[DIRECTIONS]: Your task is to transcribe all of the data below exactly, omitting the images.

***

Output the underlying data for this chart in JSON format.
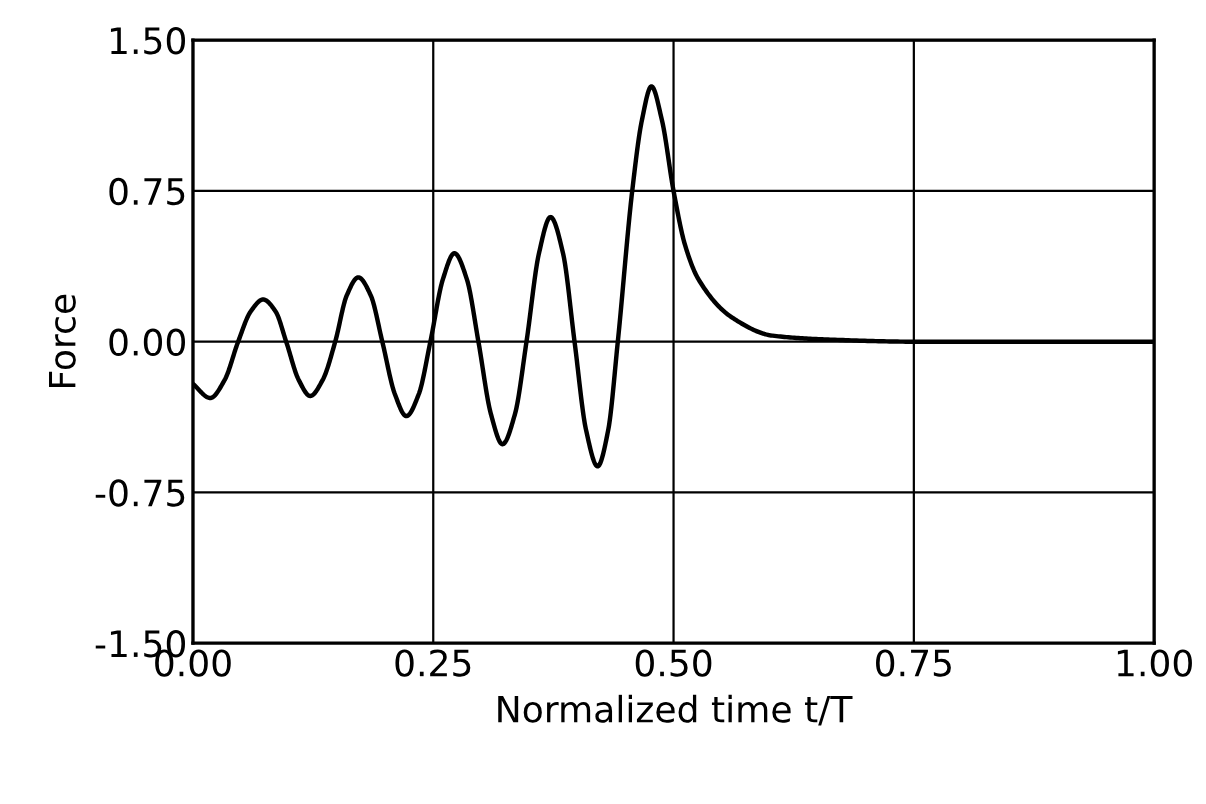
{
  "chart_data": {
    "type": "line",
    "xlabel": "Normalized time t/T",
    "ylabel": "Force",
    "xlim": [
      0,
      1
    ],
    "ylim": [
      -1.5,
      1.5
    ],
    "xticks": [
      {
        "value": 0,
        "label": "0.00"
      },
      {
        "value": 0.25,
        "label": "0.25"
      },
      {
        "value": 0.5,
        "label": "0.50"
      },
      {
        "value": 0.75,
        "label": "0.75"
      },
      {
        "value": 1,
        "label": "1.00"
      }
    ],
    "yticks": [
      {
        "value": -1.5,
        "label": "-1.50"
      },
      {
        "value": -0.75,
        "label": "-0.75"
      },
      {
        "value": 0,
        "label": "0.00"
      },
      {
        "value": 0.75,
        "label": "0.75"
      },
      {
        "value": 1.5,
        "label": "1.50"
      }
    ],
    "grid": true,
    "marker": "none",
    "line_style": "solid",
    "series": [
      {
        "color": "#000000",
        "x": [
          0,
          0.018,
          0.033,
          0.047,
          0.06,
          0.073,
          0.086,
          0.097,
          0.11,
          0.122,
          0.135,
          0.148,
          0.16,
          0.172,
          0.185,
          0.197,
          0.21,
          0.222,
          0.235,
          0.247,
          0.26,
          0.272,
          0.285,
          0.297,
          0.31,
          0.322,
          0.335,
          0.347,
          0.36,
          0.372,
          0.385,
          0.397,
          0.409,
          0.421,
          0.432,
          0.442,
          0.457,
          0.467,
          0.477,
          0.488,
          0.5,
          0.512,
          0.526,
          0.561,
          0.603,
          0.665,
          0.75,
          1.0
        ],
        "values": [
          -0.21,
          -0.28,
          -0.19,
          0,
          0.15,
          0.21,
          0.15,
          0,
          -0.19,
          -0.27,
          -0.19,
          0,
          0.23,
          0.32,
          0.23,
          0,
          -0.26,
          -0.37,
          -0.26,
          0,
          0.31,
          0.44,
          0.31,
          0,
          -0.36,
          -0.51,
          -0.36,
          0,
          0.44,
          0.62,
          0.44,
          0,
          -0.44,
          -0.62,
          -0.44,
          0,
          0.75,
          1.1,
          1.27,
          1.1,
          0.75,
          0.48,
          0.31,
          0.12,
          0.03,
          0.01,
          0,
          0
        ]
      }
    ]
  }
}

***

[FINISHED ANSWER]:
Output the underlying data for this chart in JSON format.
{
  "chart_data": {
    "type": "line",
    "xlabel": "Normalized time t/T",
    "ylabel": "Force",
    "xlim": [
      0,
      1
    ],
    "ylim": [
      -1.5,
      1.5
    ],
    "xticks": [
      {
        "value": 0,
        "label": "0.00"
      },
      {
        "value": 0.25,
        "label": "0.25"
      },
      {
        "value": 0.5,
        "label": "0.50"
      },
      {
        "value": 0.75,
        "label": "0.75"
      },
      {
        "value": 1,
        "label": "1.00"
      }
    ],
    "yticks": [
      {
        "value": -1.5,
        "label": "-1.50"
      },
      {
        "value": -0.75,
        "label": "-0.75"
      },
      {
        "value": 0,
        "label": "0.00"
      },
      {
        "value": 0.75,
        "label": "0.75"
      },
      {
        "value": 1.5,
        "label": "1.50"
      }
    ],
    "grid": true,
    "marker": "none",
    "line_style": "solid",
    "series": [
      {
        "color": "#000000",
        "x": [
          0,
          0.018,
          0.033,
          0.047,
          0.06,
          0.073,
          0.086,
          0.097,
          0.11,
          0.122,
          0.135,
          0.148,
          0.16,
          0.172,
          0.185,
          0.197,
          0.21,
          0.222,
          0.235,
          0.247,
          0.26,
          0.272,
          0.285,
          0.297,
          0.31,
          0.322,
          0.335,
          0.347,
          0.36,
          0.372,
          0.385,
          0.397,
          0.409,
          0.421,
          0.432,
          0.442,
          0.457,
          0.467,
          0.477,
          0.488,
          0.5,
          0.512,
          0.526,
          0.561,
          0.603,
          0.665,
          0.75,
          1.0
        ],
        "values": [
          -0.21,
          -0.28,
          -0.19,
          0,
          0.15,
          0.21,
          0.15,
          0,
          -0.19,
          -0.27,
          -0.19,
          0,
          0.23,
          0.32,
          0.23,
          0,
          -0.26,
          -0.37,
          -0.26,
          0,
          0.31,
          0.44,
          0.31,
          0,
          -0.36,
          -0.51,
          -0.36,
          0,
          0.44,
          0.62,
          0.44,
          0,
          -0.44,
          -0.62,
          -0.44,
          0,
          0.75,
          1.1,
          1.27,
          1.1,
          0.75,
          0.48,
          0.31,
          0.12,
          0.03,
          0.01,
          0,
          0
        ]
      }
    ]
  }
}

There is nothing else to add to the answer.